INPUT MATERIAL ::
________________________________________

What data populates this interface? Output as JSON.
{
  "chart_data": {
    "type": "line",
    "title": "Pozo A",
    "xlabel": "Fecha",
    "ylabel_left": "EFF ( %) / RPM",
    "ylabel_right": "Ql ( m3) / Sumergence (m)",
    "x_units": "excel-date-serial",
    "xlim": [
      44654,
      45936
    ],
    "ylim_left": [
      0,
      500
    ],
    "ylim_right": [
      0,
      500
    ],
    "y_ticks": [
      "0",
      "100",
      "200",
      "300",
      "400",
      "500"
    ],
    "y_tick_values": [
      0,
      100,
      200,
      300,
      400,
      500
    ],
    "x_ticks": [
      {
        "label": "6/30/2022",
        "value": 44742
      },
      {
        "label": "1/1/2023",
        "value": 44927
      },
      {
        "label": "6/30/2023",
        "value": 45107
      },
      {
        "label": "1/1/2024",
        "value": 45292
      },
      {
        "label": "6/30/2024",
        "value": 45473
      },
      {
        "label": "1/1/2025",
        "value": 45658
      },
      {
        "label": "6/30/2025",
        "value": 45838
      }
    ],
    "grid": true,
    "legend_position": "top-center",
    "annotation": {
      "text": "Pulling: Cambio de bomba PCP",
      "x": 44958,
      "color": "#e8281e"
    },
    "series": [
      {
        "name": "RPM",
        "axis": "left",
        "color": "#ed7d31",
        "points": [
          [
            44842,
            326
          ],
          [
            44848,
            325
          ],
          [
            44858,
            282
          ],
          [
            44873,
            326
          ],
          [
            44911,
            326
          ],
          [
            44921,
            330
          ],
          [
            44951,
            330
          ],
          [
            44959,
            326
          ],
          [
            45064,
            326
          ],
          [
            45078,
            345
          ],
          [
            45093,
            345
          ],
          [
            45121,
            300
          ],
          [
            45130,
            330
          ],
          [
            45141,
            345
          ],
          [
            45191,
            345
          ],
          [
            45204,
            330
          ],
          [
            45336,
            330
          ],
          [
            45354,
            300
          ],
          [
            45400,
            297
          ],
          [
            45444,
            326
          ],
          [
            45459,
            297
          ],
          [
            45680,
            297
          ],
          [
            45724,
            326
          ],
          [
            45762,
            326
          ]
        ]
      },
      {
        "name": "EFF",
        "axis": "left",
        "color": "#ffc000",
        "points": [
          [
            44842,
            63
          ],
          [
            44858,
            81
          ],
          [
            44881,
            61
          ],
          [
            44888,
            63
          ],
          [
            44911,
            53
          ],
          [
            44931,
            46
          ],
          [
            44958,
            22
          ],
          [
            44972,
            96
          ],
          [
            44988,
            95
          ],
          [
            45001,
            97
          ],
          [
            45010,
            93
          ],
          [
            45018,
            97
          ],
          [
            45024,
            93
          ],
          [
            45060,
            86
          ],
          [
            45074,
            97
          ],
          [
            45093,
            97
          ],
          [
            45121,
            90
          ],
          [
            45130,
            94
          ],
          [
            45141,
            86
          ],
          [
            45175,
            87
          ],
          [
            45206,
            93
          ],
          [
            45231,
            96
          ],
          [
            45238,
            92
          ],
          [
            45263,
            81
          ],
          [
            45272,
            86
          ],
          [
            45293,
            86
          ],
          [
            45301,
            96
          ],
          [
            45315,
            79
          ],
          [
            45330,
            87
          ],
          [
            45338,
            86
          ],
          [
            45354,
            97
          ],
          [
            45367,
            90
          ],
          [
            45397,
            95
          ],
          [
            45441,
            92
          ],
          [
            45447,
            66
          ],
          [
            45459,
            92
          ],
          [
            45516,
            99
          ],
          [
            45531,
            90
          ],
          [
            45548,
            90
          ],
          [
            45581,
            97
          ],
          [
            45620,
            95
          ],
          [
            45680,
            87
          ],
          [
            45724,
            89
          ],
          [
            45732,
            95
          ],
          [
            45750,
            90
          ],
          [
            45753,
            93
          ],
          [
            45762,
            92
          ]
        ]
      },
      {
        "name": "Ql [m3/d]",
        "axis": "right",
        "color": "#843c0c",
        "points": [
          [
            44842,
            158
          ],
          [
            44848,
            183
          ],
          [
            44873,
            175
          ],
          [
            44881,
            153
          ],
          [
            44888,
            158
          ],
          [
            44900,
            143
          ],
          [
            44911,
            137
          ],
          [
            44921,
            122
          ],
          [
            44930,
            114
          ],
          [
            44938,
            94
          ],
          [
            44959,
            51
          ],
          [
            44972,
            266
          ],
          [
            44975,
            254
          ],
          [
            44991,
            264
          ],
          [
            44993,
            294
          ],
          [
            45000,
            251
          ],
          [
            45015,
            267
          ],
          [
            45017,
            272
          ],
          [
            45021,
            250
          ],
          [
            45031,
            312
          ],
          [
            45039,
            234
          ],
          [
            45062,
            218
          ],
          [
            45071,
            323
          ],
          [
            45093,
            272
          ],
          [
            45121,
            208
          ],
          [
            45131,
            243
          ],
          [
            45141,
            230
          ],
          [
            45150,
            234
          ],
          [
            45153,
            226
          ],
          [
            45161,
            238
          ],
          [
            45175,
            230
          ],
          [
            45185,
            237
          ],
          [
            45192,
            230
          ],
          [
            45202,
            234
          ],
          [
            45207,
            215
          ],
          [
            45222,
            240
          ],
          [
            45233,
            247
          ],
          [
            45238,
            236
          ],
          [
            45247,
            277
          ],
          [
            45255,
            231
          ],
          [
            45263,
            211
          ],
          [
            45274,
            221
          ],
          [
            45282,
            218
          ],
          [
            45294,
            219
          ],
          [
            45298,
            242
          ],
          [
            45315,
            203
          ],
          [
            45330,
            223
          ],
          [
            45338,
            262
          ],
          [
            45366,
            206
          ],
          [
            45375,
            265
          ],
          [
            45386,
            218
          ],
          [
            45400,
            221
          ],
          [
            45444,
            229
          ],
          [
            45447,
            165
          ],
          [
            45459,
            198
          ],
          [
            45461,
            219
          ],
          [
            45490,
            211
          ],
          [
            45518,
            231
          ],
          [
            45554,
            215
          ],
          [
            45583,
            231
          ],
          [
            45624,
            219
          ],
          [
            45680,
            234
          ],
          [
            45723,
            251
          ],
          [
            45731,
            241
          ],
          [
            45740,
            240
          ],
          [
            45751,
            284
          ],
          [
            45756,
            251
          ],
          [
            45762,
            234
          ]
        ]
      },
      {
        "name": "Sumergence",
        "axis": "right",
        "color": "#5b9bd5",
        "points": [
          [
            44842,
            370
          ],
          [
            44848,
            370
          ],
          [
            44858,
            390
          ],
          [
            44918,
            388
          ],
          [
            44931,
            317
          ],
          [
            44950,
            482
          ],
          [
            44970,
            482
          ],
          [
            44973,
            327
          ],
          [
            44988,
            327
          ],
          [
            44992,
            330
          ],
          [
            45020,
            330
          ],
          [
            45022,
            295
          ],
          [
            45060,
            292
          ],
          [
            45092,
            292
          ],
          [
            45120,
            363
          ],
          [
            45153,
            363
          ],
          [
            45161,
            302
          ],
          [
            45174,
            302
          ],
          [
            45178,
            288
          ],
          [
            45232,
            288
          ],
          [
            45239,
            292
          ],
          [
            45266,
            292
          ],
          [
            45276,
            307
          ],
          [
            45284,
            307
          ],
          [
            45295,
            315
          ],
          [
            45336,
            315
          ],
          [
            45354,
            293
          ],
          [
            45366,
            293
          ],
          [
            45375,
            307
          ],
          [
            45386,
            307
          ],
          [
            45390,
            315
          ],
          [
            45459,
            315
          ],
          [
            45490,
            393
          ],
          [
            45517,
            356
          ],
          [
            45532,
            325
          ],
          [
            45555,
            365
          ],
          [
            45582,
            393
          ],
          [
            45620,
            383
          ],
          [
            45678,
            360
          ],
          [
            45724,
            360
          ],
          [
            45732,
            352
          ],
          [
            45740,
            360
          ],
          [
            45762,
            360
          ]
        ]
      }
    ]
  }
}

________________________________________

WHAT YOU ARE ASKED TO DO :: Out of the material above, select every line that holds the string "color".

ANSWER ::
      "color": "#e8281e"
        "color": "#ed7d31",
        "color": "#ffc000",
        "color": "#843c0c",
        "color": "#5b9bd5",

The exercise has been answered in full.